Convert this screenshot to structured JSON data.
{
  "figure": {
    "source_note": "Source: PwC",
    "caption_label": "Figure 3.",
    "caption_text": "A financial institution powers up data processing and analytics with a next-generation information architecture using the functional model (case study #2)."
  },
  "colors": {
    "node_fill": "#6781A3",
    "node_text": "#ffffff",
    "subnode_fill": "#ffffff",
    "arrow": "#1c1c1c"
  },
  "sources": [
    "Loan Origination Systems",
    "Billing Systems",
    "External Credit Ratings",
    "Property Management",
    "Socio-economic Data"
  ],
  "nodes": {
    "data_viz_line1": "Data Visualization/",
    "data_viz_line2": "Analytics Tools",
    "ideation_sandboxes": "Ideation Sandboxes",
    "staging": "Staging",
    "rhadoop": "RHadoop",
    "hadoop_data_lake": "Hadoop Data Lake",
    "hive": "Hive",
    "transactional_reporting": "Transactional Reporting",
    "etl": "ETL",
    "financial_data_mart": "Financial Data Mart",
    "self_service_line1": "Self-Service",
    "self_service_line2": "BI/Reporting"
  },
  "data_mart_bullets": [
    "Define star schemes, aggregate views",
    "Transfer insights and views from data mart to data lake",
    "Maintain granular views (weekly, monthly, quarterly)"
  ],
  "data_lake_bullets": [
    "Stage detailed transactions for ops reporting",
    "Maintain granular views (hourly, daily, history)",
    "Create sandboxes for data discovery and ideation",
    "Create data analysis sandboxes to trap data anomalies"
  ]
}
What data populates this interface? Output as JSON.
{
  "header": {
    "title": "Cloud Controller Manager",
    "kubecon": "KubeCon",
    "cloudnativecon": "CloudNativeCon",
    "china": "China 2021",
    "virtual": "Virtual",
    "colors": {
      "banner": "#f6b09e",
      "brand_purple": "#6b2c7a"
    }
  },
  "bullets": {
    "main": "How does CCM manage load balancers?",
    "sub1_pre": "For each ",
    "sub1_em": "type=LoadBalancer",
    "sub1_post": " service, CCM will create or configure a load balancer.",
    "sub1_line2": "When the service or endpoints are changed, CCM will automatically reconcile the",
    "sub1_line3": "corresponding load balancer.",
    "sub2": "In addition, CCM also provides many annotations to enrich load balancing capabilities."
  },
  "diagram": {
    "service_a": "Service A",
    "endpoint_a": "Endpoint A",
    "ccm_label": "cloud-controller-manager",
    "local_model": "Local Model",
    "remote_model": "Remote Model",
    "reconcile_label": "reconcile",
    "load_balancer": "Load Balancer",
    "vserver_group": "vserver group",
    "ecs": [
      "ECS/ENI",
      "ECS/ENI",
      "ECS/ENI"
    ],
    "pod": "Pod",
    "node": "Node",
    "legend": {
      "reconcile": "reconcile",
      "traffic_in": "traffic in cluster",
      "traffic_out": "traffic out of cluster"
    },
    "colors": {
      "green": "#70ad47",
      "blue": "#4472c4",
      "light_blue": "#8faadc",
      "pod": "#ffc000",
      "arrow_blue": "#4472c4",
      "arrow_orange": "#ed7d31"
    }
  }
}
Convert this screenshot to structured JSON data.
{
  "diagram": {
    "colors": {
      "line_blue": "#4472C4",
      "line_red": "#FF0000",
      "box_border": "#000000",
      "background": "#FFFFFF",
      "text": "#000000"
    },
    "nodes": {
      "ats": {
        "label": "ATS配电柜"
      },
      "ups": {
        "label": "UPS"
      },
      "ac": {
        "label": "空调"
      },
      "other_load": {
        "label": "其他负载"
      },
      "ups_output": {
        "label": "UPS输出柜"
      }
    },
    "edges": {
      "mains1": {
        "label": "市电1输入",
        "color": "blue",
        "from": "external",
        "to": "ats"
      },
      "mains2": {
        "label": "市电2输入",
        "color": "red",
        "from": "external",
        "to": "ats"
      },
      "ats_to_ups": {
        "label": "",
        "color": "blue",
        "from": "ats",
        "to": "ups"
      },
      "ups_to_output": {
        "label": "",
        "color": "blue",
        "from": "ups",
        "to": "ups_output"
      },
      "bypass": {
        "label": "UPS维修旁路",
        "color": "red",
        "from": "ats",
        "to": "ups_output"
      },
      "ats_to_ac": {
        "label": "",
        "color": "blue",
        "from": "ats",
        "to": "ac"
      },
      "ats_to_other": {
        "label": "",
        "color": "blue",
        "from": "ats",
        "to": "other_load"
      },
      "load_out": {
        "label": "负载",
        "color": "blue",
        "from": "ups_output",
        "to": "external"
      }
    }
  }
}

+===+

- Directive:
Look through the entries above and report each line where the string "will" occurs.

- Response below:
    "sub1_post": " service, CCM will create or configure a load balancer.",
    "sub1_line2": "When the service or endpoints are changed, CCM will automatically reconcile the",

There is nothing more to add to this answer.